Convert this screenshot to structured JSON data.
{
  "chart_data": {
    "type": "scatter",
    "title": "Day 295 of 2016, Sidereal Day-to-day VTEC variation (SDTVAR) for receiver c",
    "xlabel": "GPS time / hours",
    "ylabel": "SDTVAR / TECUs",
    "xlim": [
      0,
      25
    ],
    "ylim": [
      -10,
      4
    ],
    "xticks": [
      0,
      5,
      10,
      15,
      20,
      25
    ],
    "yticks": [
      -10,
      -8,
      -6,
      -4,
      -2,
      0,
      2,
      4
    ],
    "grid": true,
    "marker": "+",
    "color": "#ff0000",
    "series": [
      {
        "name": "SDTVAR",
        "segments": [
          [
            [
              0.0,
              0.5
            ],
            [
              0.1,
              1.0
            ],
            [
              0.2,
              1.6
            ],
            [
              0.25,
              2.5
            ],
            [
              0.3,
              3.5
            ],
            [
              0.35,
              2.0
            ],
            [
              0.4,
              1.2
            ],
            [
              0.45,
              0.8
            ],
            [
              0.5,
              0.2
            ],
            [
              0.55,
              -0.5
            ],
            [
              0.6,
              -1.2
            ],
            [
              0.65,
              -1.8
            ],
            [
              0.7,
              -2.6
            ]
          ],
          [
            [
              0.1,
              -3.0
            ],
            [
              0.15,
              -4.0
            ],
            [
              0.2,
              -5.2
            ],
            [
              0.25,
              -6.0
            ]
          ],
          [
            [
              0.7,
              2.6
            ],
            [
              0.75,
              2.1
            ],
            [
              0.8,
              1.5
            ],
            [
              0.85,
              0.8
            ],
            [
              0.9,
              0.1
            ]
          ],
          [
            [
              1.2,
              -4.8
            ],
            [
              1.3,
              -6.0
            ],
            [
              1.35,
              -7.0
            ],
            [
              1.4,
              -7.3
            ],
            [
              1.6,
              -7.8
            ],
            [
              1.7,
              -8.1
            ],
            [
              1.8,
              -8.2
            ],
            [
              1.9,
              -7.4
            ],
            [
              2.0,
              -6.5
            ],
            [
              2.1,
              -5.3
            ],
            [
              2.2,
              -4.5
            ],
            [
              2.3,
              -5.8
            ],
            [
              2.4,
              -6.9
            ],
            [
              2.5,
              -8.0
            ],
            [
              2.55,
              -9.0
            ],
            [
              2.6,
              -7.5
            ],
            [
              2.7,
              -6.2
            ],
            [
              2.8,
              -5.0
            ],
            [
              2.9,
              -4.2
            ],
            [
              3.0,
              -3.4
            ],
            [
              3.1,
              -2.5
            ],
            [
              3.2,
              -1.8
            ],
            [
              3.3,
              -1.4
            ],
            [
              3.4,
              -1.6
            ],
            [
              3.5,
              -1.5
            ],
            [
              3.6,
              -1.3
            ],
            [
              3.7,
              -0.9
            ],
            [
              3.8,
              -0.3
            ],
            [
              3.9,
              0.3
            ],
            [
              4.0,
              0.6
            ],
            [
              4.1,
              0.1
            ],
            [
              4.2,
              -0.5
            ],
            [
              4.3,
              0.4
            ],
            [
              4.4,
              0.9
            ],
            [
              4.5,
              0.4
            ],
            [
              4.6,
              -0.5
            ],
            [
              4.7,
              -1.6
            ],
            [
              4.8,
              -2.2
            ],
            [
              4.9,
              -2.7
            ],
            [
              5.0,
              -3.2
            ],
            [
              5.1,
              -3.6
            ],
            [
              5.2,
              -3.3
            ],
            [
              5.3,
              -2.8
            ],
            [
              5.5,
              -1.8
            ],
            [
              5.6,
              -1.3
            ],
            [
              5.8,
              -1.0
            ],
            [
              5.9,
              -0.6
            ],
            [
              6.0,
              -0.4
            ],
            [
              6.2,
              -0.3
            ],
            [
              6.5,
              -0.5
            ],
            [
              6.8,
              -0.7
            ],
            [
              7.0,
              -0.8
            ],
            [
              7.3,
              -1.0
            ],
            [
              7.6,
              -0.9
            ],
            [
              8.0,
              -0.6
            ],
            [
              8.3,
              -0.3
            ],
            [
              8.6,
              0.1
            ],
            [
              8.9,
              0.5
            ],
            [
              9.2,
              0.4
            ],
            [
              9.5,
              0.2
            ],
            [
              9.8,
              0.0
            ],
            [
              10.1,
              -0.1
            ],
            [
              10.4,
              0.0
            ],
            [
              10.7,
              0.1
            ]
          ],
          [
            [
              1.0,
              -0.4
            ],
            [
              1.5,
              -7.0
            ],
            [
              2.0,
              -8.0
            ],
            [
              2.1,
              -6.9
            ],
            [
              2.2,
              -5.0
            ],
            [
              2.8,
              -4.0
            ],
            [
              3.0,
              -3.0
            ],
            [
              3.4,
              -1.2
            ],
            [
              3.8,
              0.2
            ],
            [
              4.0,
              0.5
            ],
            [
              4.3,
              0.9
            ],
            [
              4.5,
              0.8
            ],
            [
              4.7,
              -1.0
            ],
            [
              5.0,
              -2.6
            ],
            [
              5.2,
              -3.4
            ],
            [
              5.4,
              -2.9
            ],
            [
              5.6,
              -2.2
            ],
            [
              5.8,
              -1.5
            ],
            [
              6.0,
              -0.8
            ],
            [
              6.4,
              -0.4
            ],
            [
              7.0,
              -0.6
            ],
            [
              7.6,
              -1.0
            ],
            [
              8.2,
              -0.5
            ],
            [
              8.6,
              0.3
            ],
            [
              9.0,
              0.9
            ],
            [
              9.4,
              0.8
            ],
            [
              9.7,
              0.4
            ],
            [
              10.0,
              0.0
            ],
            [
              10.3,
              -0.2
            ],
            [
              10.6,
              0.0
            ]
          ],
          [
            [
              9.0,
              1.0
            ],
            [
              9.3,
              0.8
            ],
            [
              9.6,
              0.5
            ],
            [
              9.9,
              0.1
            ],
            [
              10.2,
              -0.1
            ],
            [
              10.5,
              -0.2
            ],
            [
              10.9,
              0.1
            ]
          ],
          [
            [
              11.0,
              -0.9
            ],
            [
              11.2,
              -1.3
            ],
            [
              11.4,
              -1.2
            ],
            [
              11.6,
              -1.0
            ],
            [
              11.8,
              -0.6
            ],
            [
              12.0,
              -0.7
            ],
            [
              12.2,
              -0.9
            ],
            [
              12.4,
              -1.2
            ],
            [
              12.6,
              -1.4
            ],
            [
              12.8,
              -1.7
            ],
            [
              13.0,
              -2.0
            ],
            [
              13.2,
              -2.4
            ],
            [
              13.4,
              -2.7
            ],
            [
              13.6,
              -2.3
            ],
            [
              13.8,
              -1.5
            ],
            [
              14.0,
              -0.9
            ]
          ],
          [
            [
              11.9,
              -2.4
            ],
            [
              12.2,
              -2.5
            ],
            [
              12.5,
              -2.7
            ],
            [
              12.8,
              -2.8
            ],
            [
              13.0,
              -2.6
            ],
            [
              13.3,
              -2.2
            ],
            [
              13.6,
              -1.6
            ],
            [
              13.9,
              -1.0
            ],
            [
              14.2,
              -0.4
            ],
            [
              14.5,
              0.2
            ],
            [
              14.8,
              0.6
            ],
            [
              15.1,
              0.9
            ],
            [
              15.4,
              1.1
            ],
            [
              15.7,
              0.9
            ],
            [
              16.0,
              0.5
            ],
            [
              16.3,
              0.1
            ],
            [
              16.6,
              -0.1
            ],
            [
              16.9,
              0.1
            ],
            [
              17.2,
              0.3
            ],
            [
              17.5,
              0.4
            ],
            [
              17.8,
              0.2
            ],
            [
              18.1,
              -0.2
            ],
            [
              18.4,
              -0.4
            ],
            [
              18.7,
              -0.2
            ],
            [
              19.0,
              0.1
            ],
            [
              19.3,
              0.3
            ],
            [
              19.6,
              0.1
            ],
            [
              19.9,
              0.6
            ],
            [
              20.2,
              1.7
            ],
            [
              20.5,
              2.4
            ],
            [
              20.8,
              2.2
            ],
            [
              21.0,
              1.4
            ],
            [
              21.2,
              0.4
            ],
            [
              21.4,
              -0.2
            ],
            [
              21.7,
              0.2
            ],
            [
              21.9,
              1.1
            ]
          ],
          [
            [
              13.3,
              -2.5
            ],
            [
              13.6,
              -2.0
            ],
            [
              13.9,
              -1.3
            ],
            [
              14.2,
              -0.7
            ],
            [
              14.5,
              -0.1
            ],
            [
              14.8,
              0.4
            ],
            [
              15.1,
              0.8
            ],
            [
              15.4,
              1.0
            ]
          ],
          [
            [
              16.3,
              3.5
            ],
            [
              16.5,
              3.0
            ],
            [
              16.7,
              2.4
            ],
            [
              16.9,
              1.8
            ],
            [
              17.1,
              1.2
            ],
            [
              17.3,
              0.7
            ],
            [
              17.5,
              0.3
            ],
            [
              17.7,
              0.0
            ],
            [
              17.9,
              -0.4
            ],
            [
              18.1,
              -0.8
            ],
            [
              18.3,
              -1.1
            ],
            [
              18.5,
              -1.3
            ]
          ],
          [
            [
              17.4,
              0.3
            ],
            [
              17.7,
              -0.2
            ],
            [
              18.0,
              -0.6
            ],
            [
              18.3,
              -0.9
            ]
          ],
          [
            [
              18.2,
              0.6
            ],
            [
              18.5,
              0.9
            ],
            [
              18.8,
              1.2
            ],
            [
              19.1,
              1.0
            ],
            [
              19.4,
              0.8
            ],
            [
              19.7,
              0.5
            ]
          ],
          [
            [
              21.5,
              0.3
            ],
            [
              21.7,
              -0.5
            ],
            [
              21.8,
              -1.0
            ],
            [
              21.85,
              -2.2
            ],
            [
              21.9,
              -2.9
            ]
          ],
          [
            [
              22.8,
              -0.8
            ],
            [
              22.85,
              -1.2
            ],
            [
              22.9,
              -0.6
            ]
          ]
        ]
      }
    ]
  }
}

___

**Work to complete**
Which lines hold the string "SDTVAR"? Copy all of them from the data above.

**Reply**
    "title": "Day 295 of 2016, Sidereal Day-to-day VTEC variation (SDTVAR) for receiver c",
    "ylabel": "SDTVAR / TECUs",
        "name": "SDTVAR",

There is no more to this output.